EXERCISE: Duplicate, character for character, every line from the beginning of the rows through the line that contains "- node-alhorytm-label: Алгоритм", with both of those lines included.

↓↓↓

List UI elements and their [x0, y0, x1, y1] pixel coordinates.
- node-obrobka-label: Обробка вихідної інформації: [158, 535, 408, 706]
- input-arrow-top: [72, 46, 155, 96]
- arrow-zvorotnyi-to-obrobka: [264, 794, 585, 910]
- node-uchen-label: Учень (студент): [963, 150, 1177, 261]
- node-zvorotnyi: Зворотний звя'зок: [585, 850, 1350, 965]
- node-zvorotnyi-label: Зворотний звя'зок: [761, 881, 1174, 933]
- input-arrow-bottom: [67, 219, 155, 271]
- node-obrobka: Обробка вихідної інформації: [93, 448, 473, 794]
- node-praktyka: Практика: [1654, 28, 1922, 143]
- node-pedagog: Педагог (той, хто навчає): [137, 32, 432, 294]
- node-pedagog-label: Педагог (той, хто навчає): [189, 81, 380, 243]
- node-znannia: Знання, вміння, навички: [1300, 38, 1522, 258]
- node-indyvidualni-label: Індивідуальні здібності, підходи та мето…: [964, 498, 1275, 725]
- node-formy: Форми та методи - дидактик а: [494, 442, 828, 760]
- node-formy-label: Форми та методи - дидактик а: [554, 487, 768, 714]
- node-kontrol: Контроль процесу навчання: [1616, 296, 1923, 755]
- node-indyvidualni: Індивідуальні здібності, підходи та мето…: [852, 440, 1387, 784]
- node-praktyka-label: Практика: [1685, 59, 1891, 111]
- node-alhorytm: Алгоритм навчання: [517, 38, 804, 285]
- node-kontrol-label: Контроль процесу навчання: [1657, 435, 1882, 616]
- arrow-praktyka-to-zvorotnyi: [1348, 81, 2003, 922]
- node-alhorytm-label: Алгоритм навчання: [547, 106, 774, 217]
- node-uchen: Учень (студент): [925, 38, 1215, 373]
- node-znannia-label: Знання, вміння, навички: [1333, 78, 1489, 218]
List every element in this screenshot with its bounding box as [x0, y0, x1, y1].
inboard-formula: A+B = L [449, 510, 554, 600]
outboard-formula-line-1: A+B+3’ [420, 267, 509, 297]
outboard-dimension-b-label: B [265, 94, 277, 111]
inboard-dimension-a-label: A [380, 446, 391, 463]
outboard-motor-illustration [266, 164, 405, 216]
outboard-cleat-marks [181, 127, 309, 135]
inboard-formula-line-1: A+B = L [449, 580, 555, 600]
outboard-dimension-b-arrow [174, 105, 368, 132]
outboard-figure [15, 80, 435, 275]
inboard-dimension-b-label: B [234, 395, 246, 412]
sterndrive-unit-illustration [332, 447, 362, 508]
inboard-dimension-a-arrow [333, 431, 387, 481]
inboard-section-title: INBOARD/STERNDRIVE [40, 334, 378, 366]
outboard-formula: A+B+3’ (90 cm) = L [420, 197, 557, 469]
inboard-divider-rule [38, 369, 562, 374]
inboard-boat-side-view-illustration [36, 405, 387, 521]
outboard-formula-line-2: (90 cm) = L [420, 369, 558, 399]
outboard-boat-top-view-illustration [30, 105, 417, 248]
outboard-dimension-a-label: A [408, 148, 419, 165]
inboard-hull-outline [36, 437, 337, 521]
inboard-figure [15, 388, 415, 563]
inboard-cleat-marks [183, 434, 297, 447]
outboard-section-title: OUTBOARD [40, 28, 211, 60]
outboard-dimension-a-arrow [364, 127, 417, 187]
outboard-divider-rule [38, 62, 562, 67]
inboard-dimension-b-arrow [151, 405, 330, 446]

↑↑↑

REPLY TO THE TASK:
List UI elements and their [x0, y0, x1, y1] pixel coordinates.
- node-obrobka-label: Обробка вихідної інформації: [158, 535, 408, 706]
- input-arrow-top: [72, 46, 155, 96]
- arrow-zvorotnyi-to-obrobka: [264, 794, 585, 910]
- node-uchen-label: Учень (студент): [963, 150, 1177, 261]
- node-zvorotnyi: Зворотний звя'зок: [585, 850, 1350, 965]
- node-zvorotnyi-label: Зворотний звя'зок: [761, 881, 1174, 933]
- input-arrow-bottom: [67, 219, 155, 271]
- node-obrobka: Обробка вихідної інформації: [93, 448, 473, 794]
- node-praktyka: Практика: [1654, 28, 1922, 143]
- node-pedagog: Педагог (той, хто навчає): [137, 32, 432, 294]
- node-pedagog-label: Педагог (той, хто навчає): [189, 81, 380, 243]
- node-znannia: Знання, вміння, навички: [1300, 38, 1522, 258]
- node-indyvidualni-label: Індивідуальні здібності, підходи та мето…: [964, 498, 1275, 725]
- node-formy: Форми та методи - дидактик а: [494, 442, 828, 760]
- node-formy-label: Форми та методи - дидактик а: [554, 487, 768, 714]
- node-kontrol: Контроль процесу навчання: [1616, 296, 1923, 755]
- node-indyvidualni: Індивідуальні здібності, підходи та мето…: [852, 440, 1387, 784]
- node-praktyka-label: Практика: [1685, 59, 1891, 111]
- node-alhorytm: Алгоритм навчання: [517, 38, 804, 285]
- node-kontrol-label: Контроль процесу навчання: [1657, 435, 1882, 616]
- arrow-praktyka-to-zvorotnyi: [1348, 81, 2003, 922]
- node-alhorytm-label: Алгоритм навчання: [547, 106, 774, 217]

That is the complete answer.